#### [Requirement]
Scan the data below for the string "true". Show every line where it turns up.

#### [Data shown]
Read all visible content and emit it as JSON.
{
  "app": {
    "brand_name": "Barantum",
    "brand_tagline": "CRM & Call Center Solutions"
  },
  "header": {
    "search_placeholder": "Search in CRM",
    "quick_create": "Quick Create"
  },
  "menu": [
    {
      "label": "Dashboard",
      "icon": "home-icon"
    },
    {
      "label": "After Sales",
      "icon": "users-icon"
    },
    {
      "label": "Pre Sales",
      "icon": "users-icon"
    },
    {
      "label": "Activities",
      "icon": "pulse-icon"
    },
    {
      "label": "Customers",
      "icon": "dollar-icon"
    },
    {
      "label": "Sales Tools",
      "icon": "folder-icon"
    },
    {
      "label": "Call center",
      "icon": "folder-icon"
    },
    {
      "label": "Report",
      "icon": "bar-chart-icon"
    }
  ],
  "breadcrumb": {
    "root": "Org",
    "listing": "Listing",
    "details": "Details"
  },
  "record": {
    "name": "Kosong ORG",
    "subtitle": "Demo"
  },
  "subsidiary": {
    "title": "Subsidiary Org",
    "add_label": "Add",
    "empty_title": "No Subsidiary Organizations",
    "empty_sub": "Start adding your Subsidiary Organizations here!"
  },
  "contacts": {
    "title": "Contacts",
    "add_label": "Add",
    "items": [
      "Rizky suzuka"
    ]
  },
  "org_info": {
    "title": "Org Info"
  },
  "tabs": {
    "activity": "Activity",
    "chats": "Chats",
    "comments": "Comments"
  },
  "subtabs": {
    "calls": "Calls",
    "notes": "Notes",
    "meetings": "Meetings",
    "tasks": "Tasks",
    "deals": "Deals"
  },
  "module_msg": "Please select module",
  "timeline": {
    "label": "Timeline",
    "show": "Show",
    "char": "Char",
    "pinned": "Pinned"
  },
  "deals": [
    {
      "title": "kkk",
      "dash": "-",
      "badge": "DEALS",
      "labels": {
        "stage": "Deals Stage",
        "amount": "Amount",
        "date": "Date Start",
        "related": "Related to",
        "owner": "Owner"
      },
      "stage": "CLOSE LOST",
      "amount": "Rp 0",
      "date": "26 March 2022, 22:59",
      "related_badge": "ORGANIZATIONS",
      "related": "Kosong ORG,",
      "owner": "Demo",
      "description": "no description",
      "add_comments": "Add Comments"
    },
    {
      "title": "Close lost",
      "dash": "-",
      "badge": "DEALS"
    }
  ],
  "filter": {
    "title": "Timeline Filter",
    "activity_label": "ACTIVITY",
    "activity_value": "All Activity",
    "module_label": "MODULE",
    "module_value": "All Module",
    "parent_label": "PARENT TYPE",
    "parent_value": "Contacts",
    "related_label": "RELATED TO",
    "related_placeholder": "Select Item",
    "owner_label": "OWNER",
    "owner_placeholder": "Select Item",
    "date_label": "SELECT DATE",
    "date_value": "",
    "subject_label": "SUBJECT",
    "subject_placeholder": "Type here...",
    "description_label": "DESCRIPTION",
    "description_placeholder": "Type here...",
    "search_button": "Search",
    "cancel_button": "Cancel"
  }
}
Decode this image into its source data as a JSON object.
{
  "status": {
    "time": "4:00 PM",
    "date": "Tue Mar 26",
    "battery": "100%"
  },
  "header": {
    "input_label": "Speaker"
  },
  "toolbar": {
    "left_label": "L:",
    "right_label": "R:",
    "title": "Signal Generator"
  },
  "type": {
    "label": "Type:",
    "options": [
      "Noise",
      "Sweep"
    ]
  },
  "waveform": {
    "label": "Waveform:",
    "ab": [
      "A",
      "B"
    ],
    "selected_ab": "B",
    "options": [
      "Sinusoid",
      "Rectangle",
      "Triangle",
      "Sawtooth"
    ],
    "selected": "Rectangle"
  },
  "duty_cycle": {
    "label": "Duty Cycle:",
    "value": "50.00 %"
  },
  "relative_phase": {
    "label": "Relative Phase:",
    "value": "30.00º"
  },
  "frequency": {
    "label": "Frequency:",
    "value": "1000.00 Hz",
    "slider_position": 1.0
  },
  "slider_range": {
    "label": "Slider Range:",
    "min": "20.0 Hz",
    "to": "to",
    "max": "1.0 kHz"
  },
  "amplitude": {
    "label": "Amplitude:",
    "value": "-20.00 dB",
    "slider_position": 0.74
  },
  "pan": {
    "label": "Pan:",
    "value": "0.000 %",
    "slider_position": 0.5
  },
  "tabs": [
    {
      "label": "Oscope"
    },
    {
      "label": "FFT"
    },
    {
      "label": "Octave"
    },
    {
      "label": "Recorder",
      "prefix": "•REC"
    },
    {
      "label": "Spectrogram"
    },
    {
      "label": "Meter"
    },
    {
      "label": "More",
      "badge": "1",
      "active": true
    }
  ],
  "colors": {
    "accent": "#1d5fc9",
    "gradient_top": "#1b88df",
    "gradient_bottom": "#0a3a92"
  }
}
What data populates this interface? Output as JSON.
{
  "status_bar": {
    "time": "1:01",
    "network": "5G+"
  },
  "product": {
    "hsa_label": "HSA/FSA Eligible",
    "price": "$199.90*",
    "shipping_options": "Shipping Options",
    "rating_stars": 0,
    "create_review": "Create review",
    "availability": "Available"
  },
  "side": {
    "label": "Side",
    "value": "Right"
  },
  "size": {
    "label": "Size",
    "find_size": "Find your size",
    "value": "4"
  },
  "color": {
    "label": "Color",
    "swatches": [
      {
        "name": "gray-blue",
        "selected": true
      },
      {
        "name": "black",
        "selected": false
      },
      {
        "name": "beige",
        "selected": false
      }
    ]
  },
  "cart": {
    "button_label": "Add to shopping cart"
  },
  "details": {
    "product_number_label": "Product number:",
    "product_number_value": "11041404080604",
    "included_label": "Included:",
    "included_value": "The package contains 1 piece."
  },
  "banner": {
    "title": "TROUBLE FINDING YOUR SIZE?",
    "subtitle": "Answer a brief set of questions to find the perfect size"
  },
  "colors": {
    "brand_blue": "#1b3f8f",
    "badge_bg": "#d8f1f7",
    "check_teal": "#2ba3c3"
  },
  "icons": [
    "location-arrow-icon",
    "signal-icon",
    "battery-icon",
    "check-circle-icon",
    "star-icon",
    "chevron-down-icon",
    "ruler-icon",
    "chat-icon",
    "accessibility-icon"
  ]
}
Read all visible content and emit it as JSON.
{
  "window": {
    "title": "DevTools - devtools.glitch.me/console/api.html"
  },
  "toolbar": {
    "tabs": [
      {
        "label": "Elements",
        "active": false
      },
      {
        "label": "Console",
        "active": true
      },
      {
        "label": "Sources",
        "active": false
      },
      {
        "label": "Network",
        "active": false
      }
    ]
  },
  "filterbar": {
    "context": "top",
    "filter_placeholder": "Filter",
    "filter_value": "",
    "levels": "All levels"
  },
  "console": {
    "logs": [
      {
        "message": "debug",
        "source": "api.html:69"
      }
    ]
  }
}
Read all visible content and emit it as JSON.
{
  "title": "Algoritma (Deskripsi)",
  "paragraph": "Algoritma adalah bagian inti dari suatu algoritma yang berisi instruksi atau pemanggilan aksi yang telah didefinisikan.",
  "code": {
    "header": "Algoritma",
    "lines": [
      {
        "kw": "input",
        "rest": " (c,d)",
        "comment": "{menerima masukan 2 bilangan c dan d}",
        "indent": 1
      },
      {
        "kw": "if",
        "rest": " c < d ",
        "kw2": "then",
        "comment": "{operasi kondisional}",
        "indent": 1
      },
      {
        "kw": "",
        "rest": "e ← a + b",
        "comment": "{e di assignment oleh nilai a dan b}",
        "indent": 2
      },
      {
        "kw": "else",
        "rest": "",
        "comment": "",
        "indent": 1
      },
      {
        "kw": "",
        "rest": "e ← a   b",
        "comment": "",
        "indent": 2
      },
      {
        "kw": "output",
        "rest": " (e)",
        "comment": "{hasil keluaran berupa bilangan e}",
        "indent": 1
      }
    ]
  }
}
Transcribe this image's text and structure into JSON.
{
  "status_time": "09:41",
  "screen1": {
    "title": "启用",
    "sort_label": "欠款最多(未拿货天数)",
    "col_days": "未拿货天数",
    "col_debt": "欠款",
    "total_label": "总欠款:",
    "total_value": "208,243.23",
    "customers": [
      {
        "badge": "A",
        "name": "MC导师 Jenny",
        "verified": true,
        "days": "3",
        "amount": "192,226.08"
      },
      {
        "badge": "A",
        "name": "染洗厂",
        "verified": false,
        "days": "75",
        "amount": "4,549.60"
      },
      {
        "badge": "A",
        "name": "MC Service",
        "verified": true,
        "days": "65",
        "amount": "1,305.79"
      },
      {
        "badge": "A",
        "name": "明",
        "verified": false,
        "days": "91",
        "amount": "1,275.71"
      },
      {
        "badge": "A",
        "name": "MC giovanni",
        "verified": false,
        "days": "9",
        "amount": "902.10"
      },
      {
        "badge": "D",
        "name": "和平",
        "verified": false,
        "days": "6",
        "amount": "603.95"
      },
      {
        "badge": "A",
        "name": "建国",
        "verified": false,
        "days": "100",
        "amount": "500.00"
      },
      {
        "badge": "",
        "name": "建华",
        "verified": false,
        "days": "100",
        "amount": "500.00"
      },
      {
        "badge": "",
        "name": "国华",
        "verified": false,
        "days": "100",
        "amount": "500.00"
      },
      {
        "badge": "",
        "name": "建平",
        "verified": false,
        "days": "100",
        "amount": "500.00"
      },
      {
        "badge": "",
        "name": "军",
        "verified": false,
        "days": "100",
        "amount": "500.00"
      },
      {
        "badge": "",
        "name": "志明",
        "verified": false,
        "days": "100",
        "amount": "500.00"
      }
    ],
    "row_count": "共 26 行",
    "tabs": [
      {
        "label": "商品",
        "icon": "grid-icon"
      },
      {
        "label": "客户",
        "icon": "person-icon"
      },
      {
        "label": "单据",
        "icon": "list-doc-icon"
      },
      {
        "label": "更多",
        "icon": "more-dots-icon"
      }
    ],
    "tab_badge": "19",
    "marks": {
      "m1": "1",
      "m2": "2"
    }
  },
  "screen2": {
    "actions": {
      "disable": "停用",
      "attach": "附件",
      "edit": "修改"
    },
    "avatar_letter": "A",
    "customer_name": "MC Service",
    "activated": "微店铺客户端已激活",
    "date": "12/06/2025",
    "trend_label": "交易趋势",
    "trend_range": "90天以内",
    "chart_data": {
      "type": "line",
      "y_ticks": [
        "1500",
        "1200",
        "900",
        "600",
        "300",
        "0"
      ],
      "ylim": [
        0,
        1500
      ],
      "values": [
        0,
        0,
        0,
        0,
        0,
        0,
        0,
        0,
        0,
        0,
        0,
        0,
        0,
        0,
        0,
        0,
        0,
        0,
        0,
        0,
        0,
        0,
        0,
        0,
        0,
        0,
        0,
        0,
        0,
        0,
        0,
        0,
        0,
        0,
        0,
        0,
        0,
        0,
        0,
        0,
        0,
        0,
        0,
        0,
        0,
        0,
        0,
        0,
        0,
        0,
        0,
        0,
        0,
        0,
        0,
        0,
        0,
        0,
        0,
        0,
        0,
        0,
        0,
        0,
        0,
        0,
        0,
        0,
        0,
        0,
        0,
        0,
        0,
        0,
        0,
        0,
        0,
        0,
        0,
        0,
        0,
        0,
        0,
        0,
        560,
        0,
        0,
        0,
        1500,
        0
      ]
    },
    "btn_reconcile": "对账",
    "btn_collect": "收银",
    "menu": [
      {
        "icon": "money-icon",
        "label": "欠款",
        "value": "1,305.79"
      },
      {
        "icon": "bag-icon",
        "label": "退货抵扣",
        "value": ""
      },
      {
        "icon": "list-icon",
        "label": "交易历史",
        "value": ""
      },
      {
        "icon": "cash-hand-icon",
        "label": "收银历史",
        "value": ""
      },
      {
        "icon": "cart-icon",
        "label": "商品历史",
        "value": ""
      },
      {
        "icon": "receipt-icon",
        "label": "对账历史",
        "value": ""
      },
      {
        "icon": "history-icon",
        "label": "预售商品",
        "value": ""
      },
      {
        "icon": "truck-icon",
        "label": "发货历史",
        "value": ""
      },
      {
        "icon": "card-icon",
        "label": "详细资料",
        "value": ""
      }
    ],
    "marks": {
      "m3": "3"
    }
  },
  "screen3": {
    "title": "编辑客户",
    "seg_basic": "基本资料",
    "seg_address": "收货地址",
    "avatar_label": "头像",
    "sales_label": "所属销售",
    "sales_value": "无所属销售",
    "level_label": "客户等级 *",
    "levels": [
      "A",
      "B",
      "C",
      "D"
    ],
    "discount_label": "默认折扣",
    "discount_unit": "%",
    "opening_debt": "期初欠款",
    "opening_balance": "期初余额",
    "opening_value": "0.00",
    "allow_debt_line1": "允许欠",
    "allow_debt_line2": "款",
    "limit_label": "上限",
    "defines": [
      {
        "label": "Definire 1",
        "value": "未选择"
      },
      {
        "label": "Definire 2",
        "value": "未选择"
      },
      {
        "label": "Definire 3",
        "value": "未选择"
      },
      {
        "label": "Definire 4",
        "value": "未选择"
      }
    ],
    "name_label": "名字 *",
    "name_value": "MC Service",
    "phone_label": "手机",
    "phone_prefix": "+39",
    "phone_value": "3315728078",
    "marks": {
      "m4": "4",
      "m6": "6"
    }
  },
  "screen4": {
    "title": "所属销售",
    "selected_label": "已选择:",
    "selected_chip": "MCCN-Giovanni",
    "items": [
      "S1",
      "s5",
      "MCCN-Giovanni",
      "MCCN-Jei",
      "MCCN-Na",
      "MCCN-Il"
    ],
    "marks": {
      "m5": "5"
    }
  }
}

#### [Task solution]
      "active": true
        "selected": true
        "active": true
        "verified": true,
        "verified": true,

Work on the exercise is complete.